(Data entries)
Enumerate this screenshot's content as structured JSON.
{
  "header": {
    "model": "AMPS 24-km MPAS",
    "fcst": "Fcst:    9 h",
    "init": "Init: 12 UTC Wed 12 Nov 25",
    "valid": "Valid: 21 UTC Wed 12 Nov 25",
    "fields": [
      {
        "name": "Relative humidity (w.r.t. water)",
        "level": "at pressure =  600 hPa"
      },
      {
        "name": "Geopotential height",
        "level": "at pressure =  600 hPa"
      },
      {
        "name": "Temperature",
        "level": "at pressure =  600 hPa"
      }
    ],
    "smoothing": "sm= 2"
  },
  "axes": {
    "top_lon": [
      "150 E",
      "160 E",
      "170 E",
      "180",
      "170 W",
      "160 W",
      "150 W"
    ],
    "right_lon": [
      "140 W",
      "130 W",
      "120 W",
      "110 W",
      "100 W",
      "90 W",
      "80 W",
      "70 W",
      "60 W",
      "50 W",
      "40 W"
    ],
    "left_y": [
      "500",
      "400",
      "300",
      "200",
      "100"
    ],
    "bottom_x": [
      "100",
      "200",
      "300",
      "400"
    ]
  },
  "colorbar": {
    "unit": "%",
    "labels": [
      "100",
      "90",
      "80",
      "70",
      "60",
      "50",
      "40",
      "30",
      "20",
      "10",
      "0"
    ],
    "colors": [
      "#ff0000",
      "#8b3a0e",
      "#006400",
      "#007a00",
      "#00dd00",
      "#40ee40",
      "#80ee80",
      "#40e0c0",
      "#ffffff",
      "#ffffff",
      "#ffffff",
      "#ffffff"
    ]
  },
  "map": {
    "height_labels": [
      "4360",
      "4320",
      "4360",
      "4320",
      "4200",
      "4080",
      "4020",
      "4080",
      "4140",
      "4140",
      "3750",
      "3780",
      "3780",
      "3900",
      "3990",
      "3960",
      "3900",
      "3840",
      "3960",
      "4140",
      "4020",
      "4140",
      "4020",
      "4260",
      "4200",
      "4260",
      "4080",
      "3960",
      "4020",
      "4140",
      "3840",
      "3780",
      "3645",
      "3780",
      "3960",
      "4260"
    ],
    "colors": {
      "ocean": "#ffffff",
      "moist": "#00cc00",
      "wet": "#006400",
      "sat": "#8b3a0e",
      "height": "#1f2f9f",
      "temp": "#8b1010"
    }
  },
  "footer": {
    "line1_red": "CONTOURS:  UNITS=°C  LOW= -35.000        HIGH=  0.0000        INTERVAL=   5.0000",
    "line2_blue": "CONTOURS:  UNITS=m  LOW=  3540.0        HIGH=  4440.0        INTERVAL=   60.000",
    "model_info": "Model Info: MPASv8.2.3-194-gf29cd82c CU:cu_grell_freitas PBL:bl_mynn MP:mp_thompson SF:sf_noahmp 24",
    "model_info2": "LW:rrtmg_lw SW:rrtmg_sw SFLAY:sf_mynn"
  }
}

**EXERCISE PROMPT:**
Print again each line of the listing above, exactly as it appears.

**TASK SOLUTION:**
Enumerate this screenshot's content as structured JSON.
{
  "header": {
    "model": "AMPS 24-km MPAS",
    "fcst": "Fcst:    9 h",
    "init": "Init: 12 UTC Wed 12 Nov 25",
    "valid": "Valid: 21 UTC Wed 12 Nov 25",
    "fields": [
      {
        "name": "Relative humidity (w.r.t. water)",
        "level": "at pressure =  600 hPa"
      },
      {
        "name": "Geopotential height",
        "level": "at pressure =  600 hPa"
      },
      {
        "name": "Temperature",
        "level": "at pressure =  600 hPa"
      }
    ],
    "smoothing": "sm= 2"
  },
  "axes": {
    "top_lon": [
      "150 E",
      "160 E",
      "170 E",
      "180",
      "170 W",
      "160 W",
      "150 W"
    ],
    "right_lon": [
      "140 W",
      "130 W",
      "120 W",
      "110 W",
      "100 W",
      "90 W",
      "80 W",
      "70 W",
      "60 W",
      "50 W",
      "40 W"
    ],
    "left_y": [
      "500",
      "400",
      "300",
      "200",
      "100"
    ],
    "bottom_x": [
      "100",
      "200",
      "300",
      "400"
    ]
  },
  "colorbar": {
    "unit": "%",
    "labels": [
      "100",
      "90",
      "80",
      "70",
      "60",
      "50",
      "40",
      "30",
      "20",
      "10",
      "0"
    ],
    "colors": [
      "#ff0000",
      "#8b3a0e",
      "#006400",
      "#007a00",
      "#00dd00",
      "#40ee40",
      "#80ee80",
      "#40e0c0",
      "#ffffff",
      "#ffffff",
      "#ffffff",
      "#ffffff"
    ]
  },
  "map": {
    "height_labels": [
      "4360",
      "4320",
      "4360",
      "4320",
      "4200",
      "4080",
      "4020",
      "4080",
      "4140",
      "4140",
      "3750",
      "3780",
      "3780",
      "3900",
      "3990",
      "3960",
      "3900",
      "3840",
      "3960",
      "4140",
      "4020",
      "4140",
      "4020",
      "4260",
      "4200",
      "4260",
      "4080",
      "3960",
      "4020",
      "4140",
      "3840",
      "3780",
      "3645",
      "3780",
      "3960",
      "4260"
    ],
    "colors": {
      "ocean": "#ffffff",
      "moist": "#00cc00",
      "wet": "#006400",
      "sat": "#8b3a0e",
      "height": "#1f2f9f",
      "temp": "#8b1010"
    }
  },
  "footer": {
    "line1_red": "CONTOURS:  UNITS=°C  LOW= -35.000        HIGH=  0.0000        INTERVAL=   5.0000",
    "line2_blue": "CONTOURS:  UNITS=m  LOW=  3540.0        HIGH=  4440.0        INTERVAL=   60.000",
    "model_info": "Model Info: MPASv8.2.3-194-gf29cd82c CU:cu_grell_freitas PBL:bl_mynn MP:mp_thompson SF:sf_noahmp 24",
    "model_info2": "LW:rrtmg_lw SW:rrtmg_sw SFLAY:sf_mynn"
  }
}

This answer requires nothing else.